● SHORT TASK: Quote every line as given.

## Start EXTRACTED RECORDS

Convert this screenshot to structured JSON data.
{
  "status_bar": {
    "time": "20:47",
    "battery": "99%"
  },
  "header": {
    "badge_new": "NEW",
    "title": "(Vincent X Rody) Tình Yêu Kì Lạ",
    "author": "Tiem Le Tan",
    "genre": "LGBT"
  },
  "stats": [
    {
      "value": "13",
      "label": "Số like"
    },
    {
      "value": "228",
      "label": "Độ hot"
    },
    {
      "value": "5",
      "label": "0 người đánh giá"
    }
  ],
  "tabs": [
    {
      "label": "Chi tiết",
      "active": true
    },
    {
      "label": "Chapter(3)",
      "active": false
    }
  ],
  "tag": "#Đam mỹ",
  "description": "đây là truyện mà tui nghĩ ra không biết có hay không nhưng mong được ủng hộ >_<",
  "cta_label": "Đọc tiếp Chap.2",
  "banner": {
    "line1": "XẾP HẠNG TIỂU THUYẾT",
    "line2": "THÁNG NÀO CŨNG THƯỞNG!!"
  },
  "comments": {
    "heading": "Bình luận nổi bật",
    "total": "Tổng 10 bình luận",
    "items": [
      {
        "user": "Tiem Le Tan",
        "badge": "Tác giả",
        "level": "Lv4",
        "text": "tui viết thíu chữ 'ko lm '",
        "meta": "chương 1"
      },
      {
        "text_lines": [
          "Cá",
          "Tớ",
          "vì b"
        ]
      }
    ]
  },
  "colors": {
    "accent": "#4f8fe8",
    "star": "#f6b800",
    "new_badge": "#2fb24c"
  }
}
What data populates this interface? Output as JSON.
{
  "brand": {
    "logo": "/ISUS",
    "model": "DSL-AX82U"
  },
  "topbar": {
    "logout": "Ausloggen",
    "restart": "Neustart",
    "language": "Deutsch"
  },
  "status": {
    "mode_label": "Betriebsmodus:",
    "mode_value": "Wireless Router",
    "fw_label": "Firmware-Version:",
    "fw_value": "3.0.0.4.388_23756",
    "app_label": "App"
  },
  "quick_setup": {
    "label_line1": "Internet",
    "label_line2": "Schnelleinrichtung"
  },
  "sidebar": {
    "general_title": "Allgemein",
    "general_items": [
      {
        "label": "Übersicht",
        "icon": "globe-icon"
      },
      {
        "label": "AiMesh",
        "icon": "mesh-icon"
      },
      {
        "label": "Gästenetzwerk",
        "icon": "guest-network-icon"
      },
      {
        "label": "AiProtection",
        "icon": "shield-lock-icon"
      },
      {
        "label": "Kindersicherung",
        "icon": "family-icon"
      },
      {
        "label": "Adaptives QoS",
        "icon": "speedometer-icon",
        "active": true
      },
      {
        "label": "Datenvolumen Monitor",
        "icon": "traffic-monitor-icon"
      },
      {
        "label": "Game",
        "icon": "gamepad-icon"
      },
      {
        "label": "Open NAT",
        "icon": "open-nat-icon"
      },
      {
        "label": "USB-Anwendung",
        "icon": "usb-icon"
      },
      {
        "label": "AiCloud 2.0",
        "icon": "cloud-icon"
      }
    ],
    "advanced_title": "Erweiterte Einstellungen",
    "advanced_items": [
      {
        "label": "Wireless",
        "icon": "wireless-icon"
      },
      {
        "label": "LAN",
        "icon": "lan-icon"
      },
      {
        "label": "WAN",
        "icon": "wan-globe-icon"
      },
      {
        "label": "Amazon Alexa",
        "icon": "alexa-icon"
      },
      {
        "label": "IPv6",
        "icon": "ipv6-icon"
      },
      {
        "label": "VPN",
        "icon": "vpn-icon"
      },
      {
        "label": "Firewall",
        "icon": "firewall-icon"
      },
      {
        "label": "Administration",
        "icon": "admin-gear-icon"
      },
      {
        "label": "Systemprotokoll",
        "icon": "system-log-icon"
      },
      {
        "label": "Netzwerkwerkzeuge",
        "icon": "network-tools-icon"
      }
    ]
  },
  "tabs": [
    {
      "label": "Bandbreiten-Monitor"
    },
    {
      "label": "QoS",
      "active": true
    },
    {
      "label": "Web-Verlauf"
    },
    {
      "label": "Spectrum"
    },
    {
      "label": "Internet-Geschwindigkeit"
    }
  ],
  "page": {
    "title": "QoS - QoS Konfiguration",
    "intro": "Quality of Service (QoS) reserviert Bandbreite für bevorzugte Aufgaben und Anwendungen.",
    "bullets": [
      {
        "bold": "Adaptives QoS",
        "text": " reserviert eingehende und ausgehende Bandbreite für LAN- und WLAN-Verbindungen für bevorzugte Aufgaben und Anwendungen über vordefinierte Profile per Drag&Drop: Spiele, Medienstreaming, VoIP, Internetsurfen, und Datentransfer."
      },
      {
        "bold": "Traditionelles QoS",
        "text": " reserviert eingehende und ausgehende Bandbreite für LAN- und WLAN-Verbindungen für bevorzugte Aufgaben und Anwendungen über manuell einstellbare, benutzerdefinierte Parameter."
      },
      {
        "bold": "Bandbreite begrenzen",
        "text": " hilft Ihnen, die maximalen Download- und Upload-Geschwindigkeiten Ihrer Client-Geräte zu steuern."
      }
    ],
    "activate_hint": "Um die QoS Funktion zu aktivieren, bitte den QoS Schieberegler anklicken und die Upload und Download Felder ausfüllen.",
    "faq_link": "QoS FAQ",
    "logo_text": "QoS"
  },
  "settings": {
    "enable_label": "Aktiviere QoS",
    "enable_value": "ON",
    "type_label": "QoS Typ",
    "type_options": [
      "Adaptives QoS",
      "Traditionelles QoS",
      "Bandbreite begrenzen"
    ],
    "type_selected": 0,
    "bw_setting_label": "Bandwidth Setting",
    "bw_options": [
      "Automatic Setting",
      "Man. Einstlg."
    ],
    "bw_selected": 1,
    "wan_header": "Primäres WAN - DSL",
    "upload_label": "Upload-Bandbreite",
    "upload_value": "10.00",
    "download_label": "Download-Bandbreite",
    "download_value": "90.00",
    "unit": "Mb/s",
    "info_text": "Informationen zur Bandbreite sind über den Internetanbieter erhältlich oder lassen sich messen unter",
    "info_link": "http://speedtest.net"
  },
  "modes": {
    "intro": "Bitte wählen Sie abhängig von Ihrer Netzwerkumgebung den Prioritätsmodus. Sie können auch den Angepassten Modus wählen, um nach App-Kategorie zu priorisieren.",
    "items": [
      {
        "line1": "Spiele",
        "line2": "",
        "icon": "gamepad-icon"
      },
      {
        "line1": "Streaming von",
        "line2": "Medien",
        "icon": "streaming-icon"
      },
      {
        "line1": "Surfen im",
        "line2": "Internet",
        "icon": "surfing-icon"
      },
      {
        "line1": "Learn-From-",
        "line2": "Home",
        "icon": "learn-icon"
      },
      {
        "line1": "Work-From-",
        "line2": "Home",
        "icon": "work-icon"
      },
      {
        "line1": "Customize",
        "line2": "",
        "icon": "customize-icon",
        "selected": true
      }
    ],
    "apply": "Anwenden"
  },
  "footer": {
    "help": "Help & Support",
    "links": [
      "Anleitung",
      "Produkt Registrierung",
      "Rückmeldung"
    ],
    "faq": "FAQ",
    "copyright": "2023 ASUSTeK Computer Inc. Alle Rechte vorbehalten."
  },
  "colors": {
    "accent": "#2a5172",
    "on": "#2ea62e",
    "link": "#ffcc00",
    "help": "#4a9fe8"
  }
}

## End EXTRACTED RECORDS

● TASK SOLUTION:
Convert this screenshot to structured JSON data.
{
  "status_bar": {
    "time": "20:47",
    "battery": "99%"
  },
  "header": {
    "badge_new": "NEW",
    "title": "(Vincent X Rody) Tình Yêu Kì Lạ",
    "author": "Tiem Le Tan",
    "genre": "LGBT"
  },
  "stats": [
    {
      "value": "13",
      "label": "Số like"
    },
    {
      "value": "228",
      "label": "Độ hot"
    },
    {
      "value": "5",
      "label": "0 người đánh giá"
    }
  ],
  "tabs": [
    {
      "label": "Chi tiết",
      "active": true
    },
    {
      "label": "Chapter(3)",
      "active": false
    }
  ],
  "tag": "#Đam mỹ",
  "description": "đây là truyện mà tui nghĩ ra không biết có hay không nhưng mong được ủng hộ >_<",
  "cta_label": "Đọc tiếp Chap.2",
  "banner": {
    "line1": "XẾP HẠNG TIỂU THUYẾT",
    "line2": "THÁNG NÀO CŨNG THƯỞNG!!"
  },
  "comments": {
    "heading": "Bình luận nổi bật",
    "total": "Tổng 10 bình luận",
    "items": [
      {
        "user": "Tiem Le Tan",
        "badge": "Tác giả",
        "level": "Lv4",
        "text": "tui viết thíu chữ 'ko lm '",
        "meta": "chương 1"
      },
      {
        "text_lines": [
          "Cá",
          "Tớ",
          "vì b"
        ]
      }
    ]
  },
  "colors": {
    "accent": "#4f8fe8",
    "star": "#f6b800",
    "new_badge": "#2fb24c"
  }
}
What data populates this interface? Output as JSON.
{
  "brand": {
    "logo": "/ISUS",
    "model": "DSL-AX82U"
  },
  "topbar": {
    "logout": "Ausloggen",
    "restart": "Neustart",
    "language": "Deutsch"
  },
  "status": {
    "mode_label": "Betriebsmodus:",
    "mode_value": "Wireless Router",
    "fw_label": "Firmware-Version:",
    "fw_value": "3.0.0.4.388_23756",
    "app_label": "App"
  },
  "quick_setup": {
    "label_line1": "Internet",
    "label_line2": "Schnelleinrichtung"
  },
  "sidebar": {
    "general_title": "Allgemein",
    "general_items": [
      {
        "label": "Übersicht",
        "icon": "globe-icon"
      },
      {
        "label": "AiMesh",
        "icon": "mesh-icon"
      },
      {
        "label": "Gästenetzwerk",
        "icon": "guest-network-icon"
      },
      {
        "label": "AiProtection",
        "icon": "shield-lock-icon"
      },
      {
        "label": "Kindersicherung",
        "icon": "family-icon"
      },
      {
        "label": "Adaptives QoS",
        "icon": "speedometer-icon",
        "active": true
      },
      {
        "label": "Datenvolumen Monitor",
        "icon": "traffic-monitor-icon"
      },
      {
        "label": "Game",
        "icon": "gamepad-icon"
      },
      {
        "label": "Open NAT",
        "icon": "open-nat-icon"
      },
      {
        "label": "USB-Anwendung",
        "icon": "usb-icon"
      },
      {
        "label": "AiCloud 2.0",
        "icon": "cloud-icon"
      }
    ],
    "advanced_title": "Erweiterte Einstellungen",
    "advanced_items": [
      {
        "label": "Wireless",
        "icon": "wireless-icon"
      },
      {
        "label": "LAN",
        "icon": "lan-icon"
      },
      {
        "label": "WAN",
        "icon": "wan-globe-icon"
      },
      {
        "label": "Amazon Alexa",
        "icon": "alexa-icon"
      },
      {
        "label": "IPv6",
        "icon": "ipv6-icon"
      },
      {
        "label": "VPN",
        "icon": "vpn-icon"
      },
      {
        "label": "Firewall",
        "icon": "firewall-icon"
      },
      {
        "label": "Administration",
        "icon": "admin-gear-icon"
      },
      {
        "label": "Systemprotokoll",
        "icon": "system-log-icon"
      },
      {
        "label": "Netzwerkwerkzeuge",
        "icon": "network-tools-icon"
      }
    ]
  },
  "tabs": [
    {
      "label": "Bandbreiten-Monitor"
    },
    {
      "label": "QoS",
      "active": true
    },
    {
      "label": "Web-Verlauf"
    },
    {
      "label": "Spectrum"
    },
    {
      "label": "Internet-Geschwindigkeit"
    }
  ],
  "page": {
    "title": "QoS - QoS Konfiguration",
    "intro": "Quality of Service (QoS) reserviert Bandbreite für bevorzugte Aufgaben und Anwendungen.",
    "bullets": [
      {
        "bold": "Adaptives QoS",
        "text": " reserviert eingehende und ausgehende Bandbreite für LAN- und WLAN-Verbindungen für bevorzugte Aufgaben und Anwendungen über vordefinierte Profile per Drag&Drop: Spiele, Medienstreaming, VoIP, Internetsurfen, und Datentransfer."
      },
      {
        "bold": "Traditionelles QoS",
        "text": " reserviert eingehende und ausgehende Bandbreite für LAN- und WLAN-Verbindungen für bevorzugte Aufgaben und Anwendungen über manuell einstellbare, benutzerdefinierte Parameter."
      },
      {
        "bold": "Bandbreite begrenzen",
        "text": " hilft Ihnen, die maximalen Download- und Upload-Geschwindigkeiten Ihrer Client-Geräte zu steuern."
      }
    ],
    "activate_hint": "Um die QoS Funktion zu aktivieren, bitte den QoS Schieberegler anklicken und die Upload und Download Felder ausfüllen.",
    "faq_link": "QoS FAQ",
    "logo_text": "QoS"
  },
  "settings": {
    "enable_label": "Aktiviere QoS",
    "enable_value": "ON",
    "type_label": "QoS Typ",
    "type_options": [
      "Adaptives QoS",
      "Traditionelles QoS",
      "Bandbreite begrenzen"
    ],
    "type_selected": 0,
    "bw_setting_label": "Bandwidth Setting",
    "bw_options": [
      "Automatic Setting",
      "Man. Einstlg."
    ],
    "bw_selected": 1,
    "wan_header": "Primäres WAN - DSL",
    "upload_label": "Upload-Bandbreite",
    "upload_value": "10.00",
    "download_label": "Download-Bandbreite",
    "download_value": "90.00",
    "unit": "Mb/s",
    "info_text": "Informationen zur Bandbreite sind über den Internetanbieter erhältlich oder lassen sich messen unter",
    "info_link": "http://speedtest.net"
  },
  "modes": {
    "intro": "Bitte wählen Sie abhängig von Ihrer Netzwerkumgebung den Prioritätsmodus. Sie können auch den Angepassten Modus wählen, um nach App-Kategorie zu priorisieren.",
    "items": [
      {
        "line1": "Spiele",
        "line2": "",
        "icon": "gamepad-icon"
      },
      {
        "line1": "Streaming von",
        "line2": "Medien",
        "icon": "streaming-icon"
      },
      {
        "line1": "Surfen im",
        "line2": "Internet",
        "icon": "surfing-icon"
      },
      {
        "line1": "Learn-From-",
        "line2": "Home",
        "icon": "learn-icon"
      },
      {
        "line1": "Work-From-",
        "line2": "Home",
        "icon": "work-icon"
      },
      {
        "line1": "Customize",
        "line2": "",
        "icon": "customize-icon",
        "selected": true
      }
    ],
    "apply": "Anwenden"
  },
  "footer": {
    "help": "Help & Support",
    "links": [
      "Anleitung",
      "Produkt Registrierung",
      "Rückmeldung"
    ],
    "faq": "FAQ",
    "copyright": "2023 ASUSTeK Computer Inc. Alle Rechte vorbehalten."
  },
  "colors": {
    "accent": "#2a5172",
    "on": "#2ea62e",
    "link": "#ffcc00",
    "help": "#4a9fe8"
  }
}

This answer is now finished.